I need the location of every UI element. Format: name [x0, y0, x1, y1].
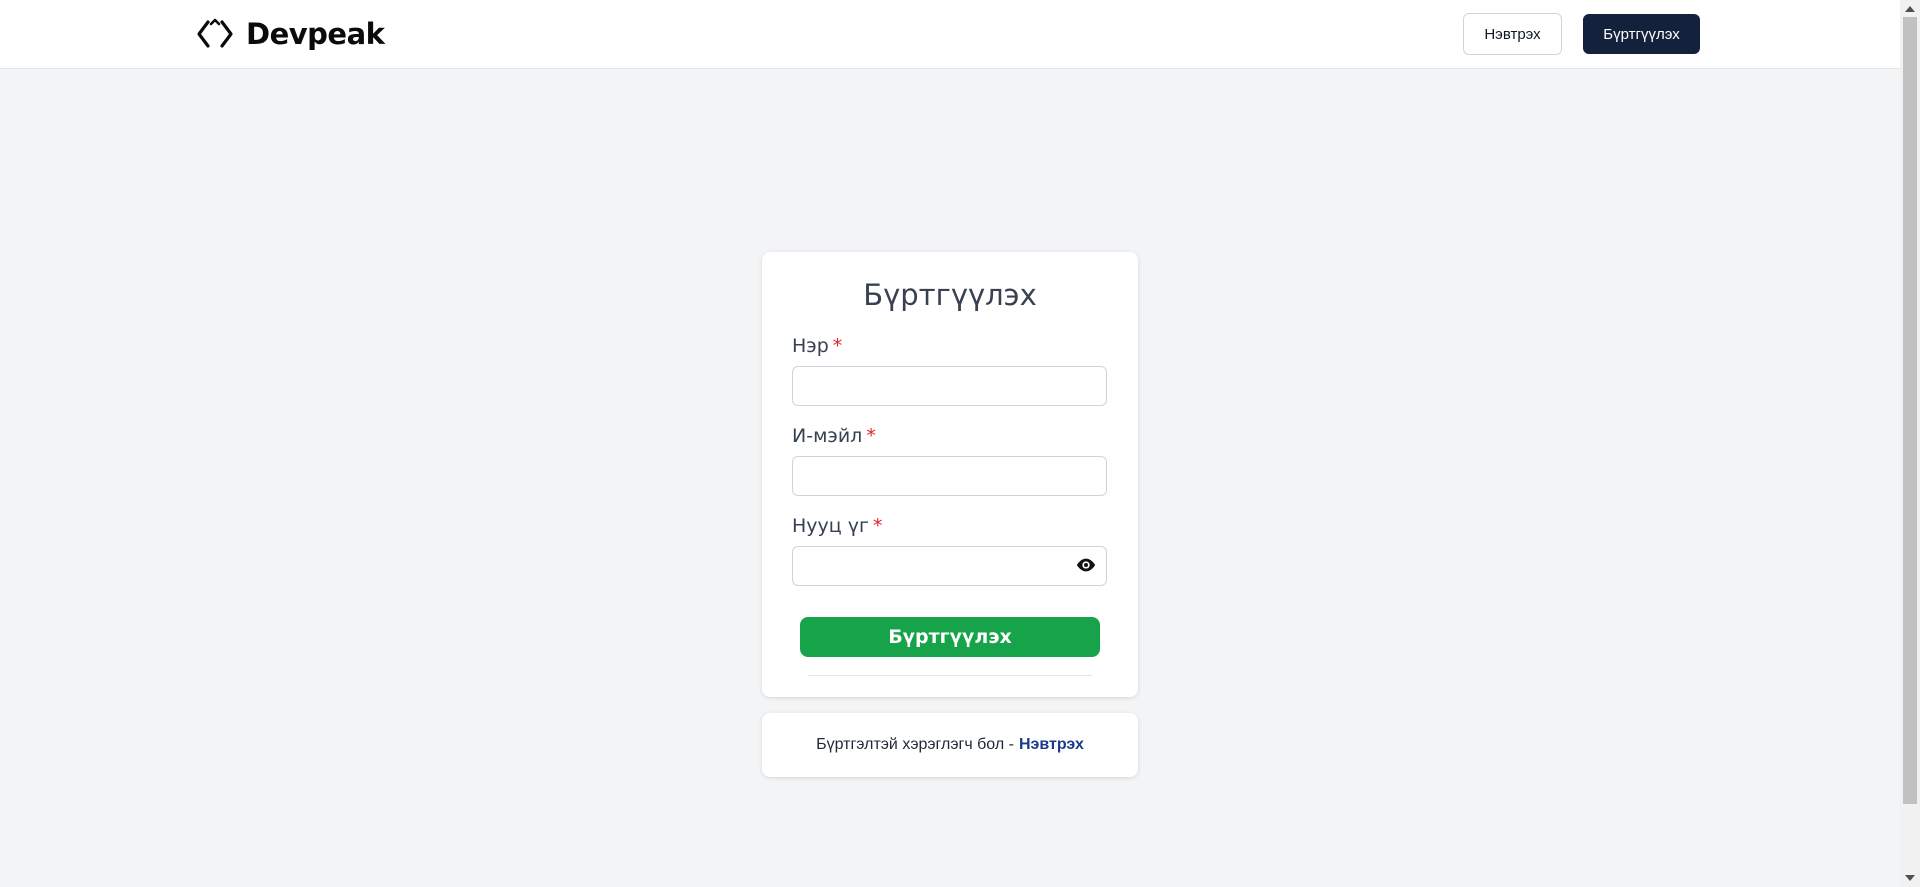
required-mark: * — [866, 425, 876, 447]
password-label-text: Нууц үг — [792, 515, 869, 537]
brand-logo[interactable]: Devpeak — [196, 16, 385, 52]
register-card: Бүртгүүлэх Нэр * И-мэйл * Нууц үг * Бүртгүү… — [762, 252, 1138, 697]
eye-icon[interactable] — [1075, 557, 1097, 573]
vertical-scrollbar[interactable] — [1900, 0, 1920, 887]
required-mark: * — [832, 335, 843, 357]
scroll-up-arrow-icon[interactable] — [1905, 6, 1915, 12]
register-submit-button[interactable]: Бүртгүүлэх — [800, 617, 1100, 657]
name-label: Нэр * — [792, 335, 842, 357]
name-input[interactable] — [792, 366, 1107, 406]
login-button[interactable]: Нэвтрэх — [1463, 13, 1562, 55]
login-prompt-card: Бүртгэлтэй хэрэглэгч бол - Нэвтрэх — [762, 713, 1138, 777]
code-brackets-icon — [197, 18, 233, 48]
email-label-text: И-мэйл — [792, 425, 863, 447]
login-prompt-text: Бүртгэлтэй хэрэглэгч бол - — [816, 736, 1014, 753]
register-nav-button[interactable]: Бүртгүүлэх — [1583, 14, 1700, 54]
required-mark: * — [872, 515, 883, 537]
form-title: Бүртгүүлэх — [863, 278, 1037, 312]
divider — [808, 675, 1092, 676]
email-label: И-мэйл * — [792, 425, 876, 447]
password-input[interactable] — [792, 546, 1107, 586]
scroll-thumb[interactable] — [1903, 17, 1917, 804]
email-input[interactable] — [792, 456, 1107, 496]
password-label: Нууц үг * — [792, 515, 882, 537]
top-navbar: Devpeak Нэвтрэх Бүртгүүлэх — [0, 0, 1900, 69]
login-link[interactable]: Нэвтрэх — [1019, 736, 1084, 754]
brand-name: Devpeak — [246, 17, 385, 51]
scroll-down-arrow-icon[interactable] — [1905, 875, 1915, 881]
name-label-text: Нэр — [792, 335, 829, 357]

==============================

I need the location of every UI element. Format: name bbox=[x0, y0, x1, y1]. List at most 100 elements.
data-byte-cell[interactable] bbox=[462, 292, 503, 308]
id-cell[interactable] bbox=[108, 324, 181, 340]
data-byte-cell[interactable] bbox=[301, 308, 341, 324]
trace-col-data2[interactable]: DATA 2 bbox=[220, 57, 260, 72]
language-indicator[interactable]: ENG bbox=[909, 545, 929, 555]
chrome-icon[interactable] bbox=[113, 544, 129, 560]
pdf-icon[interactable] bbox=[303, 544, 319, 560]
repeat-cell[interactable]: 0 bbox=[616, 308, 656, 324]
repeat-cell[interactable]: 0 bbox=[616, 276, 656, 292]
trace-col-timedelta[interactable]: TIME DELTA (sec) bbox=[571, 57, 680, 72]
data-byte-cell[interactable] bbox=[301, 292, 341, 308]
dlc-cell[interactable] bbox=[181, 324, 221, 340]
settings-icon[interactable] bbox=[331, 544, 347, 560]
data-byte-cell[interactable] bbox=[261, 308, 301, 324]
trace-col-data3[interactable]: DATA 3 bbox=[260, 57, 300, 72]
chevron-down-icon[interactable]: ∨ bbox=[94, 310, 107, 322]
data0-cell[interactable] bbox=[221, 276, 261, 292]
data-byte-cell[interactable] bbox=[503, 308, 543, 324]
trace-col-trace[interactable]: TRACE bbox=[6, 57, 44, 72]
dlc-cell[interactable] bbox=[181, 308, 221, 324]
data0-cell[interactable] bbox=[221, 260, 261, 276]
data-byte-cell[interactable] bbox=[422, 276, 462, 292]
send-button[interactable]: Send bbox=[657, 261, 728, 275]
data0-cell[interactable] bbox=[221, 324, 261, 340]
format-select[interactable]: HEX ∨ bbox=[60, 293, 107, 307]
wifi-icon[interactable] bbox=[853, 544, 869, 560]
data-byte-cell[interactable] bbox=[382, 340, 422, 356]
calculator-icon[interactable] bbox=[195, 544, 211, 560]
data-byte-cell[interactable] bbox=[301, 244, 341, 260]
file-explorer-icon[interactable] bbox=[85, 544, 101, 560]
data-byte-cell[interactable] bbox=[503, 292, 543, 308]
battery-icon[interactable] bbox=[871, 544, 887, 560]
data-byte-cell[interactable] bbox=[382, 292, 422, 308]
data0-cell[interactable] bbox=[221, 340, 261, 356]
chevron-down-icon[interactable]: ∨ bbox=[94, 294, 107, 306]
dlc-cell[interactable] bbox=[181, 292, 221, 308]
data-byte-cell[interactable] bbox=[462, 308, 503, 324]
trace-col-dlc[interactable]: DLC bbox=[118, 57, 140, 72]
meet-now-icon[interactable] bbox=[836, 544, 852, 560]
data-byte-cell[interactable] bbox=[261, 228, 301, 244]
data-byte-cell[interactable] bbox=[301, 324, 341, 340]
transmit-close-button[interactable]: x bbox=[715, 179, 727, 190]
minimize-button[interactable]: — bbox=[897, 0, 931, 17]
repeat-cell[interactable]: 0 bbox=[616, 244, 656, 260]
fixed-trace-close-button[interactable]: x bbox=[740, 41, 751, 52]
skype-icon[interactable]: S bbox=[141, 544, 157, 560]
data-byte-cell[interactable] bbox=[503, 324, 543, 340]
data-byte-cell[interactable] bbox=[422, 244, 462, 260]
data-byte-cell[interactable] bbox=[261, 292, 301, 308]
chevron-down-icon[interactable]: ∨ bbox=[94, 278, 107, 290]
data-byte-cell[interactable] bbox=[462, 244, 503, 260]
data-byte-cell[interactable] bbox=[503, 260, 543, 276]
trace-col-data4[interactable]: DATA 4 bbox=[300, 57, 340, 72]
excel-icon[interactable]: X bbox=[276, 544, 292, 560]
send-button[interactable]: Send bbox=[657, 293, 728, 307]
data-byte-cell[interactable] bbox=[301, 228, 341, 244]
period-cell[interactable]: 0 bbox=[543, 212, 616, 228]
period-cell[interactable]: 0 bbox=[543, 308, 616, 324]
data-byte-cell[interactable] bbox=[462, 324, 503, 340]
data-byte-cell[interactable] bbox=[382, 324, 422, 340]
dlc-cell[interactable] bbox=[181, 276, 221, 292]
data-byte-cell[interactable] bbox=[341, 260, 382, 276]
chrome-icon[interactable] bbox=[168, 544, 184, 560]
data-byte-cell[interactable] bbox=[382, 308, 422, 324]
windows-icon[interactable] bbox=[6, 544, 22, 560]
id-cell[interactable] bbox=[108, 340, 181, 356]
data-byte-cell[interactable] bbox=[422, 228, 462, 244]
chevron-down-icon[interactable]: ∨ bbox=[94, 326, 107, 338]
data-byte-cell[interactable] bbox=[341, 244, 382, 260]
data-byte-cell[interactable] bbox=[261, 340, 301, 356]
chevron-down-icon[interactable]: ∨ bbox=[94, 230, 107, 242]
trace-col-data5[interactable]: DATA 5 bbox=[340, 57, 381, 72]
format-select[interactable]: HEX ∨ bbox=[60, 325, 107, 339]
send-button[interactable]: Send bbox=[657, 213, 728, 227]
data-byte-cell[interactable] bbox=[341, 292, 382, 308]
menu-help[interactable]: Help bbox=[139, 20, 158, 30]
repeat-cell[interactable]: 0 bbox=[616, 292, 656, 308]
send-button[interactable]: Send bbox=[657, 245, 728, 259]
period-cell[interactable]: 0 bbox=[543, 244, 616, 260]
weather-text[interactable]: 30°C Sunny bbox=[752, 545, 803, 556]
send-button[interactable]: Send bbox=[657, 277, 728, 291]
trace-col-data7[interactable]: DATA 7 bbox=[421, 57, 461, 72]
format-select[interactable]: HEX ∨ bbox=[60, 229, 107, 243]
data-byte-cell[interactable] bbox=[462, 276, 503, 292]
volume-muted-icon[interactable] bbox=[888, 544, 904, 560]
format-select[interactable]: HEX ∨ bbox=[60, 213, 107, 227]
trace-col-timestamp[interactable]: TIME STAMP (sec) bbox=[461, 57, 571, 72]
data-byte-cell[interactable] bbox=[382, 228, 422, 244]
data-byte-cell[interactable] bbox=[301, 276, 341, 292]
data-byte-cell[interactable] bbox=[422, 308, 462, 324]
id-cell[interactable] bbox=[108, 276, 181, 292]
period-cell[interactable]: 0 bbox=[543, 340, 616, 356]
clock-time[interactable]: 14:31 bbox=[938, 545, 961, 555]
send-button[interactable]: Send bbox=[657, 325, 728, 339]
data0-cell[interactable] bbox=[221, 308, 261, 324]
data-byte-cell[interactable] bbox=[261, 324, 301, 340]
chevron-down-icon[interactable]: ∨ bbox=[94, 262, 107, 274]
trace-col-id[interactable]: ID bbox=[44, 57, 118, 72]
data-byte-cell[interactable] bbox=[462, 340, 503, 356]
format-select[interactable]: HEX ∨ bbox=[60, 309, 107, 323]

==============================

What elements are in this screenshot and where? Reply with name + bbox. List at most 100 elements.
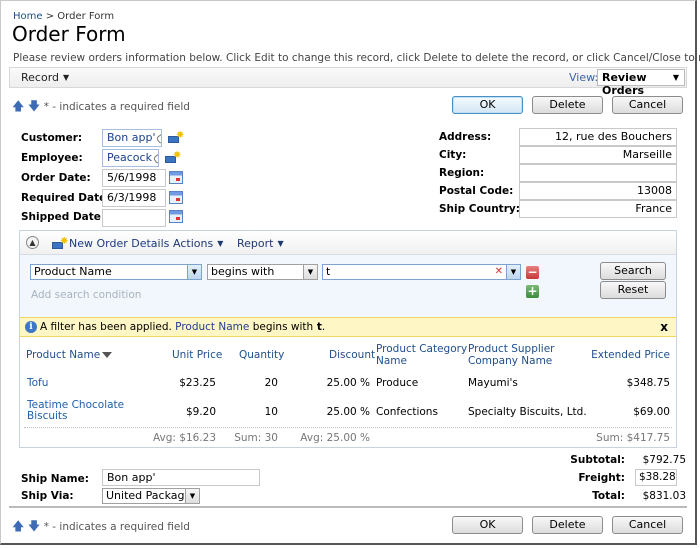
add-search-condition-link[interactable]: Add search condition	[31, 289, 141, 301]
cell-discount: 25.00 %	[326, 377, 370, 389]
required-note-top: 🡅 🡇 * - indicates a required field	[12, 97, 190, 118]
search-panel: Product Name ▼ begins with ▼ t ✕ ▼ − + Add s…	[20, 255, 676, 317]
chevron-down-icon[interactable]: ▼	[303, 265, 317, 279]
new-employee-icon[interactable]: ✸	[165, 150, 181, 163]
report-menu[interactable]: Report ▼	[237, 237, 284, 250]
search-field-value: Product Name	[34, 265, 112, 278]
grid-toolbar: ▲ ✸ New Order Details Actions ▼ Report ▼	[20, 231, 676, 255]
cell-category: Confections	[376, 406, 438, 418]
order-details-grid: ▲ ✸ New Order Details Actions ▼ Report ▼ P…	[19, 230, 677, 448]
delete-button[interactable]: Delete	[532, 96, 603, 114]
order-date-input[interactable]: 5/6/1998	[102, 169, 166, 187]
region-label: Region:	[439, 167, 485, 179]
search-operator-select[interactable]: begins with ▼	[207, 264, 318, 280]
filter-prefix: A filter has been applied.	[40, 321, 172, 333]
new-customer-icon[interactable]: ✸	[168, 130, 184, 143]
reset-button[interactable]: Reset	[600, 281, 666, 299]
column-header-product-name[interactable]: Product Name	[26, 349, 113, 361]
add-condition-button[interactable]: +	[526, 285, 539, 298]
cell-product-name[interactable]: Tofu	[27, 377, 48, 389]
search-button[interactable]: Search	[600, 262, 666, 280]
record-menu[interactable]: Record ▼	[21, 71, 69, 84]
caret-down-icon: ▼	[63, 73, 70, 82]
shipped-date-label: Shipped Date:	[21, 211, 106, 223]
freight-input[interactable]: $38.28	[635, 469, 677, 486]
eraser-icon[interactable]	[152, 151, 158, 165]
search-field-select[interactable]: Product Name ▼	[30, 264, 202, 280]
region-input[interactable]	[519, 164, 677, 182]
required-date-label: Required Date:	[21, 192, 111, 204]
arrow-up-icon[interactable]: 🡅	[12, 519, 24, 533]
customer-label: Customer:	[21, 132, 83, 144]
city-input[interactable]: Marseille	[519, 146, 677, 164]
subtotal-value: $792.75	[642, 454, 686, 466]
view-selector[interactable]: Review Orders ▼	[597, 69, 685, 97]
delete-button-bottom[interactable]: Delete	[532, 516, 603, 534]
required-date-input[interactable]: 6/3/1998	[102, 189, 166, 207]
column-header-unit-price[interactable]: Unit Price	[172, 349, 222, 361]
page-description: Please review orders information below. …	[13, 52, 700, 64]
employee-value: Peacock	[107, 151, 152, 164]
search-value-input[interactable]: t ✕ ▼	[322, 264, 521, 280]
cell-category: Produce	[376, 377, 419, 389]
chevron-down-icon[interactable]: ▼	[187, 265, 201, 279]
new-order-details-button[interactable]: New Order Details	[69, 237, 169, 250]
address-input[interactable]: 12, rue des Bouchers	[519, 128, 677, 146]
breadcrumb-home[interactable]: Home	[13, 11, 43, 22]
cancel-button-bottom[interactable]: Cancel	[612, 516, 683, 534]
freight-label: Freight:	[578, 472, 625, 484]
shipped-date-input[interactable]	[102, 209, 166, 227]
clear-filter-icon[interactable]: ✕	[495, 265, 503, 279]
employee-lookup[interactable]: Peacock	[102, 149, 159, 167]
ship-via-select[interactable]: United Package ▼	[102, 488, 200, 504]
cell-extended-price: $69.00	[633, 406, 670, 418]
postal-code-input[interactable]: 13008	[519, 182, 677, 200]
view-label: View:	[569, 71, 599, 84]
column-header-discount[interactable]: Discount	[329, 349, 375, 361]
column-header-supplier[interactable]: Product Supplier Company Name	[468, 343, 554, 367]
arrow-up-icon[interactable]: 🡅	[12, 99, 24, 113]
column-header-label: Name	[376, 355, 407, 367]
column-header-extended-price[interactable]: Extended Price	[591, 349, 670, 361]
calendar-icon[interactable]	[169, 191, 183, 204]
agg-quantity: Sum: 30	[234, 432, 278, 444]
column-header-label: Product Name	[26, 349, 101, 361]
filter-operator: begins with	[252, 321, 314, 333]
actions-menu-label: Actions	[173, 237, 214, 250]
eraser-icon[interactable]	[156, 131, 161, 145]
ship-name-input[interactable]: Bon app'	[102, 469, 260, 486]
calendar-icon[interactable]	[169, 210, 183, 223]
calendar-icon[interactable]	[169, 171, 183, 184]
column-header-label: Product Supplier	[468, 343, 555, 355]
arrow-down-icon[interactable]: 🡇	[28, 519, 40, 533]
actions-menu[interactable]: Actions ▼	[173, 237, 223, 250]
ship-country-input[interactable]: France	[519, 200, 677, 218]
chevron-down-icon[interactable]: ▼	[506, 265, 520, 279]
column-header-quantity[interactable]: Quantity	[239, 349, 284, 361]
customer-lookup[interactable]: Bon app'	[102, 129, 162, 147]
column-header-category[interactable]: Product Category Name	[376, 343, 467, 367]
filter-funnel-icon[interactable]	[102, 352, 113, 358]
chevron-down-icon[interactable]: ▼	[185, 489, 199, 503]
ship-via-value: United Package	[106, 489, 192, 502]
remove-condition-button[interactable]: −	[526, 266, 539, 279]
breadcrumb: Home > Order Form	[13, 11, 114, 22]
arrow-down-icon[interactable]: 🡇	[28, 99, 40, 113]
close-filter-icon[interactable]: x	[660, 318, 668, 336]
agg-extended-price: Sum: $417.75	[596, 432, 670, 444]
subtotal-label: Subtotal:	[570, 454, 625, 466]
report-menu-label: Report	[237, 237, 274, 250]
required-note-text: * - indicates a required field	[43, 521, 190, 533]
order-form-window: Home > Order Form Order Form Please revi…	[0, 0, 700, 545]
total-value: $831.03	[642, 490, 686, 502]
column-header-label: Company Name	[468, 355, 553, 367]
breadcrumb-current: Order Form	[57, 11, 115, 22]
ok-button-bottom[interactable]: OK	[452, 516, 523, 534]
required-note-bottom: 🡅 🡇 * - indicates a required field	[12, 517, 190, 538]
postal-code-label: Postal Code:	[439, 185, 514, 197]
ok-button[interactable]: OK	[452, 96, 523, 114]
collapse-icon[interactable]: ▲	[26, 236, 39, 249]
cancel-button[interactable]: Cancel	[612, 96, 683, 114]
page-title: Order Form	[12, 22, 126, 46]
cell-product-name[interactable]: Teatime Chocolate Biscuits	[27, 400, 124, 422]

==============================

**TASK DESCRIPTION**
Copy out the data above word for word, from the line with "add-search-condition-link[interactable]: Add search" to the line with "search-panel: Product Name", including both of those lines.

**THE SOLUTION**
add-search-condition-link[interactable]: Add search condition	[31, 289, 141, 301]
cell-discount: 25.00 %	[326, 377, 370, 389]
required-note-top: 🡅 🡇 * - indicates a required field	[12, 97, 190, 118]
search-panel: Product Name ▼ begins with ▼ t ✕ ▼ − + Add s…	[20, 255, 676, 317]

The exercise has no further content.